▶ [Your task] Comb through the entries for "costs" and pull out each line that holds it.

▶ [Supplied material]
## Begin

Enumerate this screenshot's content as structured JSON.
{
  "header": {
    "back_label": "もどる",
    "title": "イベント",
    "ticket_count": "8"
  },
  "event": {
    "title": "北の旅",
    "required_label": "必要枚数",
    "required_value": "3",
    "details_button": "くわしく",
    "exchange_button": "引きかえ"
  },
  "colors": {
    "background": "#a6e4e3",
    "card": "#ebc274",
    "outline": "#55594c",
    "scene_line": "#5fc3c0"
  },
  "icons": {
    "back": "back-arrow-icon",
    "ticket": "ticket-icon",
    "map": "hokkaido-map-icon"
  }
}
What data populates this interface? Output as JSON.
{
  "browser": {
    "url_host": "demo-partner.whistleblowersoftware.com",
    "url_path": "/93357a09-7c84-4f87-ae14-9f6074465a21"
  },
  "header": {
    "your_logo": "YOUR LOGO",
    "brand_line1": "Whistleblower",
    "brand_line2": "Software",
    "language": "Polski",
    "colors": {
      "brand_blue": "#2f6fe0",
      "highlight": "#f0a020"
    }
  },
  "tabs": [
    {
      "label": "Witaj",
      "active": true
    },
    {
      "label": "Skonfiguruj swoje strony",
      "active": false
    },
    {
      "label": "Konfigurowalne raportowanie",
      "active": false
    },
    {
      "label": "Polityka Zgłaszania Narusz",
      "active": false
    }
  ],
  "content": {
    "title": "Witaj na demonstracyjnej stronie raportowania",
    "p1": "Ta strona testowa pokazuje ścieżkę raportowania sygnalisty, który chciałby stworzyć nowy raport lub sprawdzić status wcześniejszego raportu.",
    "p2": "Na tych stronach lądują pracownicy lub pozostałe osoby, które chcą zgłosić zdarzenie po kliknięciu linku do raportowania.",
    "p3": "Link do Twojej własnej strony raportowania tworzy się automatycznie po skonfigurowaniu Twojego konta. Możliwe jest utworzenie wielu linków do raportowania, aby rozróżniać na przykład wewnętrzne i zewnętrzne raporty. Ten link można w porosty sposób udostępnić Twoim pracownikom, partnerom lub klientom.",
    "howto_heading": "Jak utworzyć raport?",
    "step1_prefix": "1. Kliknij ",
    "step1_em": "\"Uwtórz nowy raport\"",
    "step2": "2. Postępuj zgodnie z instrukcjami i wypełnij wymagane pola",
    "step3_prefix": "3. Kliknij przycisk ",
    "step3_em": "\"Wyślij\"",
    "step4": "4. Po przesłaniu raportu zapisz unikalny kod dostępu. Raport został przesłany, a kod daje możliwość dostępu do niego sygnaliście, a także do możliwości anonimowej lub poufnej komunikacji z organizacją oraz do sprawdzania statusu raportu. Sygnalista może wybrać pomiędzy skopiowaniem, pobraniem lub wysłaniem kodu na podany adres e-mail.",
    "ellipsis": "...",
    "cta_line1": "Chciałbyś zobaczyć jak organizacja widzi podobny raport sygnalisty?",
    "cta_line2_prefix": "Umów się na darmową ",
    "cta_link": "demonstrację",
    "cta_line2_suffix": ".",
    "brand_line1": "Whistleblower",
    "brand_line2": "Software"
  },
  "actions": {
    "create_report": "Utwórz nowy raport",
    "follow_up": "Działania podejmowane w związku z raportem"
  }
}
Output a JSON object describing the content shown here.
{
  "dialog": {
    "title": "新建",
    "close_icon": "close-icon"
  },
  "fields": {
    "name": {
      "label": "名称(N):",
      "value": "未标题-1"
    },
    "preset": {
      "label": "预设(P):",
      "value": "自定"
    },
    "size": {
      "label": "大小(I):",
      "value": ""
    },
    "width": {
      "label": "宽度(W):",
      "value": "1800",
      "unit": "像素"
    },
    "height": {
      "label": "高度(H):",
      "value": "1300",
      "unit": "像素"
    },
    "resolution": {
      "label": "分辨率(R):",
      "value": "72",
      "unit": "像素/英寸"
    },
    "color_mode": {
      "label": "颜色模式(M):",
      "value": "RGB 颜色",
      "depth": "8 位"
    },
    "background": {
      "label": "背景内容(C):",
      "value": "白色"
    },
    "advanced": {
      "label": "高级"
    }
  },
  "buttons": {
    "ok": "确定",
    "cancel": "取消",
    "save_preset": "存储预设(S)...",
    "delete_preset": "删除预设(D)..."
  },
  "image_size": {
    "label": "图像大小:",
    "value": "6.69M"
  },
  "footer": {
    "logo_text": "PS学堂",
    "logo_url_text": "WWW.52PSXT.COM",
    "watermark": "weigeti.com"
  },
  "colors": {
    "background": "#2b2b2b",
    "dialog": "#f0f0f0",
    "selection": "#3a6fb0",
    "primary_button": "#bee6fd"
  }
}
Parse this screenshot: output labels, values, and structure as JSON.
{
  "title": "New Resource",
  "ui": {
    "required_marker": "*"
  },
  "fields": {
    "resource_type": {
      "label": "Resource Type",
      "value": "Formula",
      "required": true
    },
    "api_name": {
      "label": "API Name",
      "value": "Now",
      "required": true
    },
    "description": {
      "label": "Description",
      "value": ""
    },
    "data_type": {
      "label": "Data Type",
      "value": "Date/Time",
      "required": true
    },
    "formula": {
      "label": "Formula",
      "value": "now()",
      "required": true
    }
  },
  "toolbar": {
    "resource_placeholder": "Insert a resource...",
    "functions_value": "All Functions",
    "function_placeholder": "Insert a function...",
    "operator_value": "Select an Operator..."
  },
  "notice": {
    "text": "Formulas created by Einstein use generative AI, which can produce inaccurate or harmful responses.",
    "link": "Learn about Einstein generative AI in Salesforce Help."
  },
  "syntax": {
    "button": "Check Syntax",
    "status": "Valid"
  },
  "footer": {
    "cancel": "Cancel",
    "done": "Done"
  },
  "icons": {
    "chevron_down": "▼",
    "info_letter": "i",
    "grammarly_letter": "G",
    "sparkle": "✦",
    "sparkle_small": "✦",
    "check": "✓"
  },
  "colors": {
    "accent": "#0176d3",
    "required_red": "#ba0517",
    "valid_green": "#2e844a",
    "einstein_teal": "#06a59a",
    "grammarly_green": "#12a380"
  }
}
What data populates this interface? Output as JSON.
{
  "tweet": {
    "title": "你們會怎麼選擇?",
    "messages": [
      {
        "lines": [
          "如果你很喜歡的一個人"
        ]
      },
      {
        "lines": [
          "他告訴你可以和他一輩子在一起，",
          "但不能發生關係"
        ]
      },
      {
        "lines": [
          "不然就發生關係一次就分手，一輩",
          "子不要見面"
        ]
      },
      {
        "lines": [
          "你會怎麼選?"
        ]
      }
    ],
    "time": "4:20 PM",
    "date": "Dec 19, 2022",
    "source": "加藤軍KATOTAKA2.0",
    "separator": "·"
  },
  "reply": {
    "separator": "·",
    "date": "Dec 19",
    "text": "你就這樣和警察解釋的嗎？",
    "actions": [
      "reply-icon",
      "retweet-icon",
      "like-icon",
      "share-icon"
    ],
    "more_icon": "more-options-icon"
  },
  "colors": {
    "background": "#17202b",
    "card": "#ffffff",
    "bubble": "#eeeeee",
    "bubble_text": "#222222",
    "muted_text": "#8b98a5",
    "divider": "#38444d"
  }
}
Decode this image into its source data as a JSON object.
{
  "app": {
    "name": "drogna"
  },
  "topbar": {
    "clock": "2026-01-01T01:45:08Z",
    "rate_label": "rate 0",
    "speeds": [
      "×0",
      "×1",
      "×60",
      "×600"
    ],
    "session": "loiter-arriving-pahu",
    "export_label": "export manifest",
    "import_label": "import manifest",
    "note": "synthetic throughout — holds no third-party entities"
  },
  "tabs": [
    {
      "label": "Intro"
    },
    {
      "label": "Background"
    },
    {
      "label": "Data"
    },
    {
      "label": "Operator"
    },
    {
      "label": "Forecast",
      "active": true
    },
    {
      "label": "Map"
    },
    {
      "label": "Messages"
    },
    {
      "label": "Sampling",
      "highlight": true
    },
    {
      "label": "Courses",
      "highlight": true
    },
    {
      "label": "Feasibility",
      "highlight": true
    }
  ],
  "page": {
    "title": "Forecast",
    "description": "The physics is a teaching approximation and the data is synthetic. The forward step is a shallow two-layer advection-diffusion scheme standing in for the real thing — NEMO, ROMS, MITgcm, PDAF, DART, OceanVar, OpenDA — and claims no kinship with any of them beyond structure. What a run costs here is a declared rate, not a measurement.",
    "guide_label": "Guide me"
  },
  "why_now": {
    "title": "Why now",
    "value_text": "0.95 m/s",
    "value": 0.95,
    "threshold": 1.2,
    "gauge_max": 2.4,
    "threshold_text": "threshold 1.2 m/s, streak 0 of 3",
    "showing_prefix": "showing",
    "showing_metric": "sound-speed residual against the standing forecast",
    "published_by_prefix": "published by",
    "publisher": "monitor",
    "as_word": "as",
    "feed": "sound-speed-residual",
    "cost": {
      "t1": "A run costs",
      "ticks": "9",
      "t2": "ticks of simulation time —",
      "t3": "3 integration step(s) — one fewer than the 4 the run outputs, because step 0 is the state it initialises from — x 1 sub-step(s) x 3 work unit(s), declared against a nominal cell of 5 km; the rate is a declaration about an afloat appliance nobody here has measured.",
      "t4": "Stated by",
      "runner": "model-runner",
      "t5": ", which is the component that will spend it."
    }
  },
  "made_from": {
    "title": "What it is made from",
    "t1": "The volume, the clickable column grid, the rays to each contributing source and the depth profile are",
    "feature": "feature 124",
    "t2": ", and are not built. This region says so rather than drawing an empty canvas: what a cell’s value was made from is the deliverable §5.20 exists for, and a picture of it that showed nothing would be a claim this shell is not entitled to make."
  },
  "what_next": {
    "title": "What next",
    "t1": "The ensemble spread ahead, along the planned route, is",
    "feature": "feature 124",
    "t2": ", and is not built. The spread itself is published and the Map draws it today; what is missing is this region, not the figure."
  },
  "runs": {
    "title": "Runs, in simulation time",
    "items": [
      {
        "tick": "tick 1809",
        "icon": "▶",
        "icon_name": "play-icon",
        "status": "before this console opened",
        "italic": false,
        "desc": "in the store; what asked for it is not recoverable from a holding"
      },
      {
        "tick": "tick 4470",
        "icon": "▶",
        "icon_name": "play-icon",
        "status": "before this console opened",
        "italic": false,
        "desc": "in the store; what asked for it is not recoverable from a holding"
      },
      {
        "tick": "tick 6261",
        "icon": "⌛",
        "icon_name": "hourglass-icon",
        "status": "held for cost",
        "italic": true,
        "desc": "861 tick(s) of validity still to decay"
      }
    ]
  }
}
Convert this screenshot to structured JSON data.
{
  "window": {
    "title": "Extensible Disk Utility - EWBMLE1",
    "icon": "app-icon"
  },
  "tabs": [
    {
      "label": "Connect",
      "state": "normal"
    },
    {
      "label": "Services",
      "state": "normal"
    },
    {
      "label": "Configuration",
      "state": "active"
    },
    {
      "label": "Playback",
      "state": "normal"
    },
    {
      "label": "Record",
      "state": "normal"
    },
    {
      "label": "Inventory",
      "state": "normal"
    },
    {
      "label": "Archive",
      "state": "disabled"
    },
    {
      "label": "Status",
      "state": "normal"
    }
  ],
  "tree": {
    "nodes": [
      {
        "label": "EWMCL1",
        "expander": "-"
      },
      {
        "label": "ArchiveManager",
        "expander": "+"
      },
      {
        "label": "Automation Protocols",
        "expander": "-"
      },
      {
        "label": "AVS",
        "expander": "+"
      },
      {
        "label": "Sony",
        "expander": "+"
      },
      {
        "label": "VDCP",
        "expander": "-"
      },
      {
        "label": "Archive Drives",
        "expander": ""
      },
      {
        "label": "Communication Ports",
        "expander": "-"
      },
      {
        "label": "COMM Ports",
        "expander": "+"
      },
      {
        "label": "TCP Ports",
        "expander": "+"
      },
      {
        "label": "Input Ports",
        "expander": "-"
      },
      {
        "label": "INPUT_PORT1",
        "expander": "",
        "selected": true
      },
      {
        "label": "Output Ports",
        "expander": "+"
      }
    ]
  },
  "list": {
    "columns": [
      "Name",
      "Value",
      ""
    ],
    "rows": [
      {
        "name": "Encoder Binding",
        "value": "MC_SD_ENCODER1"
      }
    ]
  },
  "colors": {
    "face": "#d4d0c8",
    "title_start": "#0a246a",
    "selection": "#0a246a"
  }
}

## End

▶ [Answer]
    "description": "The physics is a teaching approximation and the data is synthetic. The forward step is a shallow two-layer advection-diffusion scheme standing in for the real thing — NEMO, ROMS, MITgcm, PDAF, DART, OceanVar, OpenDA — and claims no kinship with any of them beyond structure. What a run costs here is a declared rate, not a measurement.",
      "t1": "A run costs",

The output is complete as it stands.